Set tasks |
- A) In the passage on metal-air battery patents, what porosity does the ceramic in patent application US 2017338536 have?
- B) Summarize the passage on metal-air battery patents in two sentences.
- C) Carry on the passage on metal-air battery patents from the point where it stops.

In patent application US 2017338536, the considered metal-air battery is again of the above-described construction, the difference being in the fabrication of the positive electrode, including a porous main body of conductive porous ceramics with a composition of LaSrMnO ₃ (lanthanum strontium manganite) (LSM), LaSrMnFeO ₃ (LSMF ) or LaSrCoFeO ₃ (LSCF). The ceramic has a porosity of 30-80%. The catalytic layer is also made of a composite based on LSM, LSMF or LSCF, but in different ratios compared to the gas-diffusion layer.

In the examined patent documents, the construction of the batteries is complicated - the manufacturing of the constituent elements is technologically complicated and multi-stage. For example, in US 20160072114 A1, WO 2013161253 A1 and US 2017338536, the production of each element contains several technological processes - the porous separator is made of ceramic, metal, inorganic or organic material and is resistant to the electrolyte. A perovskite-type oxide emulsion, for example, LaSrCoFeO ₃ (LSCF), forming the electrically conductive layer, is applied and sintered on it. The catalytic layer is prepared by depositing and sintering an emulsion of different types of metal oxides, for example MnO ₂ , or perovskite-type oxides, such as LaSrMnFeO ₃ (LSMF) and LaSrMnCoFeO ₃ (LSMCF). On the outside of the air electrode, the hydrophobic layer is applied, which covers the entire cell except for the ceramic current conductor. The hydrophobic layer consists of fine particles - materials from the polytetrafluoroethylene group.

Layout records
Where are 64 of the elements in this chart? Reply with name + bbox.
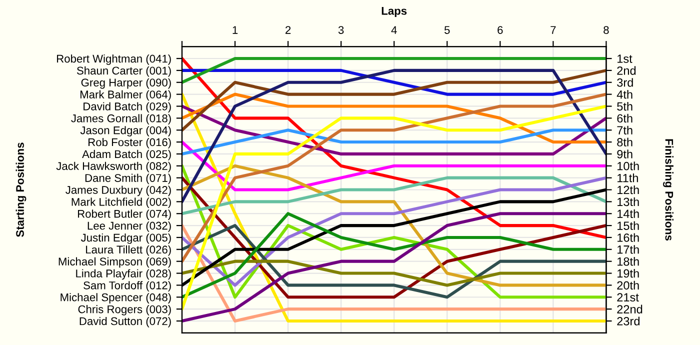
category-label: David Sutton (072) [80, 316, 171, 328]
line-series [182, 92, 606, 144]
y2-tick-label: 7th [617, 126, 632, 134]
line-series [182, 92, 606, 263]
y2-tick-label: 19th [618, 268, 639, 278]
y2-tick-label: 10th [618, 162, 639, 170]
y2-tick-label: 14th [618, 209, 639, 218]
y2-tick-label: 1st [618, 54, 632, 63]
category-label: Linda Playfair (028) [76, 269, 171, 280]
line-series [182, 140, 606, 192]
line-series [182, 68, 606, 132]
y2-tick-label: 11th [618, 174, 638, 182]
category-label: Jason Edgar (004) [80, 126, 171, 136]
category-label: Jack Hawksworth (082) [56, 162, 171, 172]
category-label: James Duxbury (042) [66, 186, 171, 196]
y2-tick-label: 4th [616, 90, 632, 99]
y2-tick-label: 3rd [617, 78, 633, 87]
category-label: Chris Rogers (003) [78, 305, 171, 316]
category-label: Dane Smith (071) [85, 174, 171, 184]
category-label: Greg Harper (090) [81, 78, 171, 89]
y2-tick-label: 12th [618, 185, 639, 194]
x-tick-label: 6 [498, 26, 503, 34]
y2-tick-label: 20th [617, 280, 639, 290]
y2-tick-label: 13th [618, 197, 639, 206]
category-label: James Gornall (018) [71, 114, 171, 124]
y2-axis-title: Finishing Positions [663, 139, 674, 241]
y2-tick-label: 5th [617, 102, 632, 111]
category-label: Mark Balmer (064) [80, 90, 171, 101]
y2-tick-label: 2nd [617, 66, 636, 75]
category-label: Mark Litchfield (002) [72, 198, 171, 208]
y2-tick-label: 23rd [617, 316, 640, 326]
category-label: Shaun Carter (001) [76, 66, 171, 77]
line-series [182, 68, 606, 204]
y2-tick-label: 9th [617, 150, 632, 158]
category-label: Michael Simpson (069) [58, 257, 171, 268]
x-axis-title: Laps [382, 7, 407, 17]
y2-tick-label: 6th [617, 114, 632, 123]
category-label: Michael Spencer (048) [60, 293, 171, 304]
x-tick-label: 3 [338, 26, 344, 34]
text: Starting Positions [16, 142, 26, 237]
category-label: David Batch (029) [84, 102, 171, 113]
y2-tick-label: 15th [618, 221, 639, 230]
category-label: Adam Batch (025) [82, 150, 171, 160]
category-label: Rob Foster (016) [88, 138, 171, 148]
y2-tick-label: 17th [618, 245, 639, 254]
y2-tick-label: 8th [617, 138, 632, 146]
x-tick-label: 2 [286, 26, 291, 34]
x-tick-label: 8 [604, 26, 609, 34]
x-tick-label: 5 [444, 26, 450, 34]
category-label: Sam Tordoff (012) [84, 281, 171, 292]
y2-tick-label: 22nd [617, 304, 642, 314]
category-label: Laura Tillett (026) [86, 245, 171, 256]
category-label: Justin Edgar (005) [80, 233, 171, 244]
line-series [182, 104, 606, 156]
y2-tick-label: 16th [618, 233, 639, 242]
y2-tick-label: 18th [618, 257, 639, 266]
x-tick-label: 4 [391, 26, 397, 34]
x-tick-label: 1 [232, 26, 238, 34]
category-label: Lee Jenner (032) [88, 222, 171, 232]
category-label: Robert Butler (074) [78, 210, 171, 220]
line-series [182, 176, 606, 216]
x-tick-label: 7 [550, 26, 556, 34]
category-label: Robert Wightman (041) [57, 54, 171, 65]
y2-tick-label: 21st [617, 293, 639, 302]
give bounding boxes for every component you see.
--
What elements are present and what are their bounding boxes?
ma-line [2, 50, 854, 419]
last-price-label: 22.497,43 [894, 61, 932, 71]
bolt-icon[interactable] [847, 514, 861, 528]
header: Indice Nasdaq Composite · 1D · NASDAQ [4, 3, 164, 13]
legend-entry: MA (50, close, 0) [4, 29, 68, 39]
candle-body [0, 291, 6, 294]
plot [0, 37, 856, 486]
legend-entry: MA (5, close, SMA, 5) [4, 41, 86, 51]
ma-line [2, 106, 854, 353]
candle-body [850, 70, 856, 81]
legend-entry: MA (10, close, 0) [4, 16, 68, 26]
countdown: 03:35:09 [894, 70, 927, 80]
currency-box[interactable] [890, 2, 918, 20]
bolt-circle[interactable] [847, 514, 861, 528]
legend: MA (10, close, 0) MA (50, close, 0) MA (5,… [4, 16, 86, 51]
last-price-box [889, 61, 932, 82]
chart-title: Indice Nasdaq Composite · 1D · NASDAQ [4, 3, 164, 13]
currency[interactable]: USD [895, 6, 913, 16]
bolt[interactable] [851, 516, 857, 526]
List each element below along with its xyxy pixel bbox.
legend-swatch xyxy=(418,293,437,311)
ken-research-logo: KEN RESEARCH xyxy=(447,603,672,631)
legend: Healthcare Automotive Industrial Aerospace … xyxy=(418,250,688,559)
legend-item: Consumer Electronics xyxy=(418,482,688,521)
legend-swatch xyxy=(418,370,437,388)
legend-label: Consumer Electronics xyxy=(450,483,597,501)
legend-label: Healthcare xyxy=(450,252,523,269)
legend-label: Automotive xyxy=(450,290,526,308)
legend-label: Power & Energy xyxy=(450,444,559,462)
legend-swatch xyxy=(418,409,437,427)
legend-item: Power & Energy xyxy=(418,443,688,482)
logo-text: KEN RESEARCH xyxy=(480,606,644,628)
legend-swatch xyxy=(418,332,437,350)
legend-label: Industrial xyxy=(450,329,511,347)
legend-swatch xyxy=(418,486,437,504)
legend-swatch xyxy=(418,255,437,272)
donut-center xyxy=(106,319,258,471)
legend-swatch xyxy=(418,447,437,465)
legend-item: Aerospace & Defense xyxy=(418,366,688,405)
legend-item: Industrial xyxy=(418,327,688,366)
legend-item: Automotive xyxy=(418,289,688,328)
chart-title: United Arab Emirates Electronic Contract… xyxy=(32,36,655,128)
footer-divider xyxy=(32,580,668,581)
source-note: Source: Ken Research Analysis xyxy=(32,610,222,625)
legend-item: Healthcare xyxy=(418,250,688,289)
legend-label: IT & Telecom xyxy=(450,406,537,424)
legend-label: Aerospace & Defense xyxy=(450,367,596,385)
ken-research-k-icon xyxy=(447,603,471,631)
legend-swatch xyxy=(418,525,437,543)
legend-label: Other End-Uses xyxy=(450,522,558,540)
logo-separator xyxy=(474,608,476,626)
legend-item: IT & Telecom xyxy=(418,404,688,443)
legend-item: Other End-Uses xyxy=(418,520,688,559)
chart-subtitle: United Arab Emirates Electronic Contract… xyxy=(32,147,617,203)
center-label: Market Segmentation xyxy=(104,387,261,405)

Results by task |
- A) 30-80%

- B) Patent application US 2017338536 describes a metal-air battery whose positive electrode has a porous main body of conductive ceramics (LSM, LSMF or LSCF) with 30-80% porosity, plus a catalytic layer made of a composite based on the same materials in ratios different from the gas-diffusion layer. In the examined patent documents, battery construction is complicated and multi-stage: a perovskite-type oxide emulsion is applied to and sintered on a porous separator, a catalytic layer is deposited and sintered, and a hydrophobic layer of polytetrafluoroethylene-group particles is applied to the outside of the air electrode.

- C)
Known gas-diffusion electrodes either contain in their catalytic layer materials with carbon, but without a hydrophobic layer, or are located on a porous separator that contains a special hydrophobic layer of polytetrafluoroethylene (PTFE). This device, in addition to complicating and making the batteries more expensive, reduces the efficiency of the electrodes.

From the state of the art, no gas-diffusion electrodes are known in which the carbon in the gas-diffusion layer is completely replaced by zeolite, as well as those in which the gas-diffusion electrode is completely made of a monolithic perovskite-type oxide material.

The subject of the present invention are carbon-free planar gas-diffusion electrodes and methods for their production according to a simplified technological scheme. The electrodes are made of material containing zeolite or perovskite type oxides. The hydrophobicity of the electrodes is provided by polytetrafluoroethylene.

Gas-diffusion electrodes of perovskite-type oxides are monolithic gas-diffusion electrodes, in which the gas-diffusion layer also acts as a catalytic layer. This means that the coefficient of temperature expansion is the same throughout the entire volume of the electrode, which ensures greater strength of the electrode. There is no delamination and different adhesion between the individual layers (since it is a monolithic electrode), there are no internal stresses in the electrode that would lead to its destruction.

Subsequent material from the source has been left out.